GIVEN RECORDS:

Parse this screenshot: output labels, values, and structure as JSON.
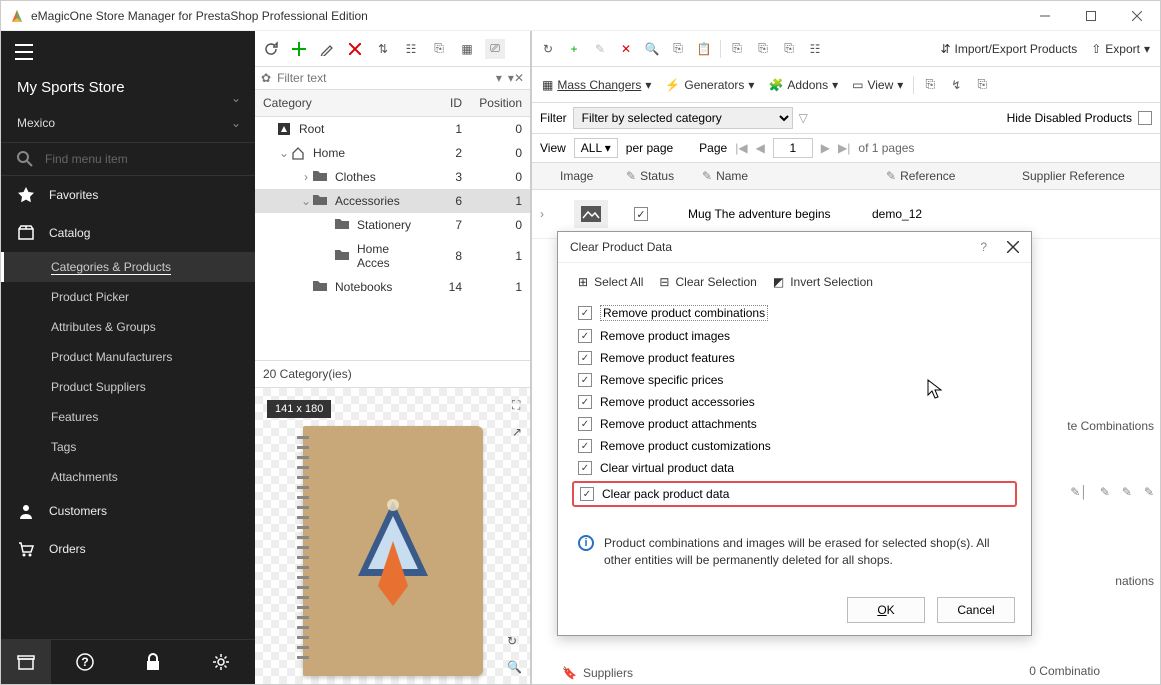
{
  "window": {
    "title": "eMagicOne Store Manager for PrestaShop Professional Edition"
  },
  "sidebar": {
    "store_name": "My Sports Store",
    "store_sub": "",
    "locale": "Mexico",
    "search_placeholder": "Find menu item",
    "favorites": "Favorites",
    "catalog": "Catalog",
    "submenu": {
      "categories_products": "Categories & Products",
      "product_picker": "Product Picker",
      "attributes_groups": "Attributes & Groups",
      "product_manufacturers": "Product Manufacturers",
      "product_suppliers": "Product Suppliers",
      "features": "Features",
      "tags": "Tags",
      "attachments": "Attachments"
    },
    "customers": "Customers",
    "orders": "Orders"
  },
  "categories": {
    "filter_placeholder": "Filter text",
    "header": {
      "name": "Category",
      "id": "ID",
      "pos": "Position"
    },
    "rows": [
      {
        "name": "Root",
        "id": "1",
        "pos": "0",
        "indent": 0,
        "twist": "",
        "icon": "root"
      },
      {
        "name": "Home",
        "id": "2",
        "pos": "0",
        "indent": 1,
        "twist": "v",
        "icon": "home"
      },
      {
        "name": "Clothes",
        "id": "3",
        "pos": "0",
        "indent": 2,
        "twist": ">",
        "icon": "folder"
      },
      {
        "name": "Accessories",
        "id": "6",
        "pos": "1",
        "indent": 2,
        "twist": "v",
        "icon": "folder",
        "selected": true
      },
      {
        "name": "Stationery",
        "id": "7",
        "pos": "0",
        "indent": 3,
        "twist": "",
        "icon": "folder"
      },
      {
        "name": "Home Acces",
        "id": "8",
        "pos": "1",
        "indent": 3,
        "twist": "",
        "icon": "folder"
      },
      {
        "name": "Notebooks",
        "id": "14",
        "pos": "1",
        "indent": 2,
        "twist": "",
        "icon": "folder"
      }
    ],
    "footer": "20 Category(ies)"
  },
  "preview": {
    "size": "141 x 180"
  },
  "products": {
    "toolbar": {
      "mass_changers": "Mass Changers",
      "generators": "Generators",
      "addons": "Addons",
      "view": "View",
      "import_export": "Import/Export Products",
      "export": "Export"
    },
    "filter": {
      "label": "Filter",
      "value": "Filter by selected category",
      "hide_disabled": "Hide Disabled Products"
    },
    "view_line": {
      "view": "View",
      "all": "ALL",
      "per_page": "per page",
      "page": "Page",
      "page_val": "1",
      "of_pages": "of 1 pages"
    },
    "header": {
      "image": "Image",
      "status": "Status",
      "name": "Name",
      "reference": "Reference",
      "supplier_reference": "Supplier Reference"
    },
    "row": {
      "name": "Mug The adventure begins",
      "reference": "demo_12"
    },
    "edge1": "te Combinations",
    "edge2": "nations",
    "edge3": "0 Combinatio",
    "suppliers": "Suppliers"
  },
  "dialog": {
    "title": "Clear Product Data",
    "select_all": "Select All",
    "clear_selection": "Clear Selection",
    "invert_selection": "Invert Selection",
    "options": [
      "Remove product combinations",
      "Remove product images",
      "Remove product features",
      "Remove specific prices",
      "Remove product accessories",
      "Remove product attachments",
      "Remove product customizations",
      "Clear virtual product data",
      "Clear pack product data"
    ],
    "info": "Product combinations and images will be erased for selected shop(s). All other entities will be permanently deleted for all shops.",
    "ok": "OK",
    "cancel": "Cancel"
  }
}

DIRECTIONS FOR THIS TASK:
Filter the entries and copy out every line with the word "title".

RESPONSE TO THE EXERCISE:
    "title": "eMagicOne Store Manager for PrestaShop Professional Edition"
    "title": "Clear Product Data",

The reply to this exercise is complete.